I have the peapod, a flight deck, the wood deck, surfboard, footsies, stoker bar, and the cargo van setup...pretty full boat.

The bike itself is a 2010 Dummy complete...triple chainring, Schwalbe Big Apples...a set of Planet Bike fenders. The headlight shown is my 'be seen' light. I have different lighting I use for night rides when I need illumination to see...but the little Trek does a good job of flashing and catching attention.



The latest mod...and the reason for this post...is that I picked up a Rolling Jackass centerstand (shown). Val Kleitz from Rolling Jackass was very helpful, and I highly recommend the product...it rocks. Install took about 15 minutes (I'm still considering my cable routing temporary). It works totally easy. Just stop, squeeze the lever, and lift up and back on the handlebars. Even with a load on, it works well. When on the stand, she's totally stable. I'm really, really thrilled with that addition--works far better than the stock kickstand, and doesn't interfere with any other accessories (like the Xtracycle version does).







The next mod is going to be a Jones Loop handlebar, as I'd like some more variety in hand positions than the Torsion Bar offers. I'll probably cut the Torsion Bar down and mount it in the stoker position, to give a bit more comfortable bar for passengers (my wife occasionally rides as passenger, and has advised that the narrow bars aren't terribly comfy). Anyhow, the bike is great. I live about 5 miles from most conveniences (grocery store, hardware store, restaurants, etc.), and the Dummy has been pressed into service for many trips to town.

Also, the switch from a bike trailer to the Peapod has been great...it's so much more comfortable, both for my daughter and for me. Bike handles better with peapod than with a trailer, too. The only bummer about the peapod is that it mounts with tools. I'm going to devise a quick attach/detach system so I can pull it off when my daughter isn't riding, but can quickly/securely attach it when she is coming along with. We do a lot of trips to the parks with her on the back.

_PROVIDED MATERIAL_.
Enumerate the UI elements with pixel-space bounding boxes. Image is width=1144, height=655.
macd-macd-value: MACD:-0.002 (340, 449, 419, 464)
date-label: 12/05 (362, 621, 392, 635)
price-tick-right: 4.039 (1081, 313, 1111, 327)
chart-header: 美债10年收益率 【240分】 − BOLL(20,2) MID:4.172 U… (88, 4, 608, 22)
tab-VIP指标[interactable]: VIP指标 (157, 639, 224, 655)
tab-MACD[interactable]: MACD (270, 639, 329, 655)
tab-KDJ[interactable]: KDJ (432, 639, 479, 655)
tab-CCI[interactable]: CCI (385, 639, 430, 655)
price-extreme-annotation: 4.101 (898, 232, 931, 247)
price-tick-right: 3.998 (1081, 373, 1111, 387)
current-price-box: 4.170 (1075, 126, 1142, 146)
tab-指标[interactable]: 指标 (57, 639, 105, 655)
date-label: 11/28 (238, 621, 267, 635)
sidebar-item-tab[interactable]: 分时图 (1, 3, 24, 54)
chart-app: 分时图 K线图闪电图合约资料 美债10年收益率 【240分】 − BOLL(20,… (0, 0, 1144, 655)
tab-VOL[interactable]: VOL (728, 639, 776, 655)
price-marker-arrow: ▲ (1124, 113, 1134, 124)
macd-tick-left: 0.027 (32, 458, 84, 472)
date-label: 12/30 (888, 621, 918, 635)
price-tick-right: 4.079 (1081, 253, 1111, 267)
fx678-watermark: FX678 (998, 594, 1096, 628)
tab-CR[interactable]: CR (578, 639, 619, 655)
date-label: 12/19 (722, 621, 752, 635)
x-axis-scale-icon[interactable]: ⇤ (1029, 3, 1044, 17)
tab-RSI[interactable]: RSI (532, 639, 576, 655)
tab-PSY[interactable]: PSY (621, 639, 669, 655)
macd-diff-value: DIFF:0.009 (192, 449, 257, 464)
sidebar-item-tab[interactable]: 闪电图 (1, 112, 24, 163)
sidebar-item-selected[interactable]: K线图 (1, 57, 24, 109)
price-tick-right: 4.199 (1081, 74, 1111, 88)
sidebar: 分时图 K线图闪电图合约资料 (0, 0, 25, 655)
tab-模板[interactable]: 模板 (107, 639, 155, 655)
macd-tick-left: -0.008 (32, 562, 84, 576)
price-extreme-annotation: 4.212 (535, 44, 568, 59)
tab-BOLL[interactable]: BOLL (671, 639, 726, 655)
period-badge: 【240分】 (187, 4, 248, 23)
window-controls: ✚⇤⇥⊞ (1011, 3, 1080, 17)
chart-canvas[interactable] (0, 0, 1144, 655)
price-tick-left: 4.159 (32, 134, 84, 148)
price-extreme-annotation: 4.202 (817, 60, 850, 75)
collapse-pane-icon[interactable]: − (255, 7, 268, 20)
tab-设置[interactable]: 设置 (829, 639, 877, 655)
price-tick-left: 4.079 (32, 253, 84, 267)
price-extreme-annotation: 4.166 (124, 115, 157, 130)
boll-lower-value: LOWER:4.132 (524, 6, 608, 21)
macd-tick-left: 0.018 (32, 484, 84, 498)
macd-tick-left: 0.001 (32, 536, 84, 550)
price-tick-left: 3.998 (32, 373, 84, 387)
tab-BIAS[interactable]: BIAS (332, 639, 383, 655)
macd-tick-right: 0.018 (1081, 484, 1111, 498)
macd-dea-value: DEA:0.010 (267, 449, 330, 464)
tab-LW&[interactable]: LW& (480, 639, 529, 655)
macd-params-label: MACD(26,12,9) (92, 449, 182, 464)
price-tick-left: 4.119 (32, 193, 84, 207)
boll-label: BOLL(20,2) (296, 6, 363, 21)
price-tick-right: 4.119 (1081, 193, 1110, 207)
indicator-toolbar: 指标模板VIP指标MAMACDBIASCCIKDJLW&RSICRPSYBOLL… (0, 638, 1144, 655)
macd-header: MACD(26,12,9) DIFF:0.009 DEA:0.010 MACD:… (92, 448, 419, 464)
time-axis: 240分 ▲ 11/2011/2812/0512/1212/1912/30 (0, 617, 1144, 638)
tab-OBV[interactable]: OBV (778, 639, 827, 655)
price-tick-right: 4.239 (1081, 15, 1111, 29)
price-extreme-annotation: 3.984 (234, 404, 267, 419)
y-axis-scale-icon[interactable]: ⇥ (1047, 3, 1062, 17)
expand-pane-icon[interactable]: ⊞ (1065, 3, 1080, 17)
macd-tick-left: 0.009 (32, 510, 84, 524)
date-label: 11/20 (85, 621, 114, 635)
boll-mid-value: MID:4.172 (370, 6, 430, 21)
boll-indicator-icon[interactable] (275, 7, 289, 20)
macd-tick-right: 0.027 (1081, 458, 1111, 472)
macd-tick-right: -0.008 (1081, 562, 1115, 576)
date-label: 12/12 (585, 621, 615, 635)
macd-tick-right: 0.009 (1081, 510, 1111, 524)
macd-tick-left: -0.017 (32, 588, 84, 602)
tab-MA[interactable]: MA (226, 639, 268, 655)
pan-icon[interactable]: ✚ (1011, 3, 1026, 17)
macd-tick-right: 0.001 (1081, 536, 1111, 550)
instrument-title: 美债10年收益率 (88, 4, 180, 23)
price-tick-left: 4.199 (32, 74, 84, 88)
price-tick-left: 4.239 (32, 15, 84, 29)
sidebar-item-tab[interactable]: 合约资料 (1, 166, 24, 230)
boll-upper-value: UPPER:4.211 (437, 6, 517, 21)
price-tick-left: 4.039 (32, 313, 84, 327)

_STATED TASK_. Write out the cargo bike post word for word, beginning at the words "The next mod" and stopping after "trips to town.". Rely on the cargo bike post alone, not on the data.

_CORRECT RESULT_.
The next mod is going to be a Jones Loop handlebar, as I'd like some more variety in hand positions than the Torsion Bar offers. I'll probably cut the Torsion Bar down and mount it in the stoker position, to give a bit more comfortable bar for passengers (my wife occasionally rides as passenger, and has advised that the narrow bars aren't terribly comfy). Anyhow, the bike is great. I live about 5 miles from most conveniences (grocery store, hardware store, restaurants, etc.), and the Dummy has been pressed into service for many trips to town.